Problem requirements » Output the lines of the data below without any change, from the line containing "Patent image size: (784, 1086)." up to and including the line containing "The frame roller".

Data records »
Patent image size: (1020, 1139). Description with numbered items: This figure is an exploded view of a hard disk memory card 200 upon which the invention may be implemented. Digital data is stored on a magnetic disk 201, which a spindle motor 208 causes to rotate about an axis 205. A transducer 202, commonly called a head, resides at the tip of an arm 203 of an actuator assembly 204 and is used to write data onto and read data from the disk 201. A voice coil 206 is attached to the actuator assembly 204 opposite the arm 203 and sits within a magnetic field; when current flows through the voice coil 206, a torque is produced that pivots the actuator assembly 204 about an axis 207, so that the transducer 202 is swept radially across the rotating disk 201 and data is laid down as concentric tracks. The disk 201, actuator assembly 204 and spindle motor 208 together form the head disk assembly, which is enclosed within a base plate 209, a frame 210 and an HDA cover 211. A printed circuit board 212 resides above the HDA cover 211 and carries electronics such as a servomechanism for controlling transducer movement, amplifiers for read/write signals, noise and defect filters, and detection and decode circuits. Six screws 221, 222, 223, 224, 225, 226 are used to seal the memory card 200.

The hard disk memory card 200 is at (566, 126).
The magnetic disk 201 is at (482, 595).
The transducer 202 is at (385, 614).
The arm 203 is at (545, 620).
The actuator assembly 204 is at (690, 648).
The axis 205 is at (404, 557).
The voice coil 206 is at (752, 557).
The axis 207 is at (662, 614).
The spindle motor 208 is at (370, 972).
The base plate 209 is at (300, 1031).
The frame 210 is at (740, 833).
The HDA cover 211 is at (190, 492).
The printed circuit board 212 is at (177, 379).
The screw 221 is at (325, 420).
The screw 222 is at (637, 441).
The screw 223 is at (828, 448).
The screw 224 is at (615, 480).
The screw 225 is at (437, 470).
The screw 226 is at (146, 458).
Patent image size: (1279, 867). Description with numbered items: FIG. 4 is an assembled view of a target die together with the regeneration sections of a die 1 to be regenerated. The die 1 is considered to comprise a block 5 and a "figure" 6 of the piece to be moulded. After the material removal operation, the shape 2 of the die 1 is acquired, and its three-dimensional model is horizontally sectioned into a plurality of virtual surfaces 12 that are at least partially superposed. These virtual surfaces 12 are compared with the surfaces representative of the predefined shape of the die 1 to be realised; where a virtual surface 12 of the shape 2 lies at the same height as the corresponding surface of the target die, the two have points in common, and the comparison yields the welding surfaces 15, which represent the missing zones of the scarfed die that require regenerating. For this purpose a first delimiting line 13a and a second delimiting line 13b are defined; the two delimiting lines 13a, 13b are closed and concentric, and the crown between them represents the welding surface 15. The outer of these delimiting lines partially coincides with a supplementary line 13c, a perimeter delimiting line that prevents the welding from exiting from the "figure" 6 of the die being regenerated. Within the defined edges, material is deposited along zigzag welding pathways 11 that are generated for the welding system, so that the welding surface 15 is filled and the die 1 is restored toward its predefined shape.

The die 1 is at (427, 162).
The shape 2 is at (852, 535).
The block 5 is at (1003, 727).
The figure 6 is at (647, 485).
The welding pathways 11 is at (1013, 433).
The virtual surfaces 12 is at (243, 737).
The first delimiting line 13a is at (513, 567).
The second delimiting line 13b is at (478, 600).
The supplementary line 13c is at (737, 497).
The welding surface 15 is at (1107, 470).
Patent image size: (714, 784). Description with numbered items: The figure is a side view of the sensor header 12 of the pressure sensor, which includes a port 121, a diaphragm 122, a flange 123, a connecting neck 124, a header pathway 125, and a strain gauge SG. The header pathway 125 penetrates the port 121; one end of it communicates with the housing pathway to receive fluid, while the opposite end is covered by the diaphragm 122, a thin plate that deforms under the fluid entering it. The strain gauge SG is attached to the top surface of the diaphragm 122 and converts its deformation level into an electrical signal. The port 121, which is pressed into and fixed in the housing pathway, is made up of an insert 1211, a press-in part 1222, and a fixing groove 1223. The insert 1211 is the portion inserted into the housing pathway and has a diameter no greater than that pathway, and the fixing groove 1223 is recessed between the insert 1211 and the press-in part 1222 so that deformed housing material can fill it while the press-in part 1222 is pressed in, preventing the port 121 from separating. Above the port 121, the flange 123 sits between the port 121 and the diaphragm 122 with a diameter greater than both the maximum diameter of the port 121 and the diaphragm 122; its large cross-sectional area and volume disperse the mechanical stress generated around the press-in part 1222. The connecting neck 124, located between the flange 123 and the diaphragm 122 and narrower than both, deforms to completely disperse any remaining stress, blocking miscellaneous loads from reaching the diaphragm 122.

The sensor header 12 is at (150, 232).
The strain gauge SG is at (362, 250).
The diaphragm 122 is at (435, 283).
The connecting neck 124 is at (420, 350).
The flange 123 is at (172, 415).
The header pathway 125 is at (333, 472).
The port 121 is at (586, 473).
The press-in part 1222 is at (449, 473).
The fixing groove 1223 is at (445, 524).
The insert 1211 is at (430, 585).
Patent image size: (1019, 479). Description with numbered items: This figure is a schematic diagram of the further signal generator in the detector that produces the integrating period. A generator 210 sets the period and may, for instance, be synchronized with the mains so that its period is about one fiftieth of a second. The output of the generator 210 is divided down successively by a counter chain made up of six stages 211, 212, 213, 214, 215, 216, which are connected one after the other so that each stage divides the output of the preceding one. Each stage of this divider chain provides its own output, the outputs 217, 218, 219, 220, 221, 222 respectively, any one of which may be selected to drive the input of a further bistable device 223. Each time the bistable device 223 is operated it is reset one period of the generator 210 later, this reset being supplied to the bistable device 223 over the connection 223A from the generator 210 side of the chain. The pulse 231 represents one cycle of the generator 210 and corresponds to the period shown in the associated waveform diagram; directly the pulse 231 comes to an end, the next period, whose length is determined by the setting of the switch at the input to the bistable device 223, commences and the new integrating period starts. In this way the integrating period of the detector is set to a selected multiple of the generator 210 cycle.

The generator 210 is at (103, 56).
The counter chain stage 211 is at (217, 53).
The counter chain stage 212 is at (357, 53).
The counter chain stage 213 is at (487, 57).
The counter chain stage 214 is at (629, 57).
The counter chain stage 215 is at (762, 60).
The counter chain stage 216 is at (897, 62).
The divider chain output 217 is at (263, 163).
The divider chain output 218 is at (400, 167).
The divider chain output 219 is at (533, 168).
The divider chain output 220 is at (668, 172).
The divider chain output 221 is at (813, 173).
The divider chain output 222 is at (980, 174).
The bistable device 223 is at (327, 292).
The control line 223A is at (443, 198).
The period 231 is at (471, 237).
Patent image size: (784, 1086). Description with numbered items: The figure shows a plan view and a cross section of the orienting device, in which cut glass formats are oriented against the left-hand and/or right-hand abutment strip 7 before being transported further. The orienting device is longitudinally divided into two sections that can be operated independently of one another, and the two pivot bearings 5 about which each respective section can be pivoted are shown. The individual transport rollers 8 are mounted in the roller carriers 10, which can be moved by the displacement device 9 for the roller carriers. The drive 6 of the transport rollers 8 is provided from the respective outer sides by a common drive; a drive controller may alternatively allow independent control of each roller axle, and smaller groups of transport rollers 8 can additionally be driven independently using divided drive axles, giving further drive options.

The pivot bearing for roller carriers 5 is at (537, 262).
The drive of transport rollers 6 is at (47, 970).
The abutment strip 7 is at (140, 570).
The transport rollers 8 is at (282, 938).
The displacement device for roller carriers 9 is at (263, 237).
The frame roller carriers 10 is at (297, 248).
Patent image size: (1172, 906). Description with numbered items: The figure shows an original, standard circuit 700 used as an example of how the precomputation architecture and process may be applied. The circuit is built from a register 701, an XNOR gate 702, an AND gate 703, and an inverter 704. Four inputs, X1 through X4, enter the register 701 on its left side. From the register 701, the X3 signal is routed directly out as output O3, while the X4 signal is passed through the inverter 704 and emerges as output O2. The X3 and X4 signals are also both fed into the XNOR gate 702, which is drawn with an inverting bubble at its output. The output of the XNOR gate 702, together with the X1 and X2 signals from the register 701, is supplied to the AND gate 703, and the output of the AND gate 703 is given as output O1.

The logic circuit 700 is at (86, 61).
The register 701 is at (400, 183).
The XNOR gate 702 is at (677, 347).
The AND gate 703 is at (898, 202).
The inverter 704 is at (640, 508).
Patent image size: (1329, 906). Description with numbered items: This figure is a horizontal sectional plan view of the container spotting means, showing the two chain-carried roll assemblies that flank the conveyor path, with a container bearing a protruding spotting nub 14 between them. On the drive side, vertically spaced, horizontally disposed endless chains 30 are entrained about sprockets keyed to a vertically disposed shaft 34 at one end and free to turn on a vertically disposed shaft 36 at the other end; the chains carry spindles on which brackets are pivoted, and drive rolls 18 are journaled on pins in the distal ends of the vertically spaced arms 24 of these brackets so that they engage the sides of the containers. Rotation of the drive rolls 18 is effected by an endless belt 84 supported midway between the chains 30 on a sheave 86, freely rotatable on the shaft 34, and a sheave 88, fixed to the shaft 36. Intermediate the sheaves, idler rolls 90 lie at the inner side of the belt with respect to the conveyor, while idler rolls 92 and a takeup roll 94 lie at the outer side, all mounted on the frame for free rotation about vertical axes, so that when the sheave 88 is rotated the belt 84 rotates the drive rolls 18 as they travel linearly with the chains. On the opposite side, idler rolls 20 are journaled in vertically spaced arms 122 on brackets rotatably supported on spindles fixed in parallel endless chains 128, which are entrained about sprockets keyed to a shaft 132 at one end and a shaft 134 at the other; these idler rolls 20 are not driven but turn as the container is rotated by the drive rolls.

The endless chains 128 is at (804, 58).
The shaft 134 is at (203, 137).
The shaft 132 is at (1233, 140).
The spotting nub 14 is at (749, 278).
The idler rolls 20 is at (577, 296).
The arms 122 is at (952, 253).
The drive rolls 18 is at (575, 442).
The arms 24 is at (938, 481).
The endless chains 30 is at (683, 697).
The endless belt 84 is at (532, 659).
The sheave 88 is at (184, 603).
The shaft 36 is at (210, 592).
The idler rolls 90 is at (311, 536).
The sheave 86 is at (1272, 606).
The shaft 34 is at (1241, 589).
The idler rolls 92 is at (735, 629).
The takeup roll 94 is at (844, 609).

Full output »
Patent image size: (784, 1086). Description with numbered items: The figure shows a plan view and a cross section of the orienting device, in which cut glass formats are oriented against the left-hand and/or right-hand abutment strip 7 before being transported further. The orienting device is longitudinally divided into two sections that can be operated independently of one another, and the two pivot bearings 5 about which each respective section can be pivoted are shown. The individual transport rollers 8 are mounted in the roller carriers 10, which can be moved by the displacement device 9 for the roller carriers. The drive 6 of the transport rollers 8 is provided from the respective outer sides by a common drive; a drive controller may alternatively allow independent control of each roller axle, and smaller groups of transport rollers 8 can additionally be driven independently using divided drive axles, giving further drive options.

The pivot bearing for roller carriers 5 is at (537, 262).
The drive of transport rollers 6 is at (47, 970).
The abutment strip 7 is at (140, 570).
The transport rollers 8 is at (282, 938).
The displacement device for roller carriers 9 is at (263, 237).
The frame roller carriers 10 is at (297, 248).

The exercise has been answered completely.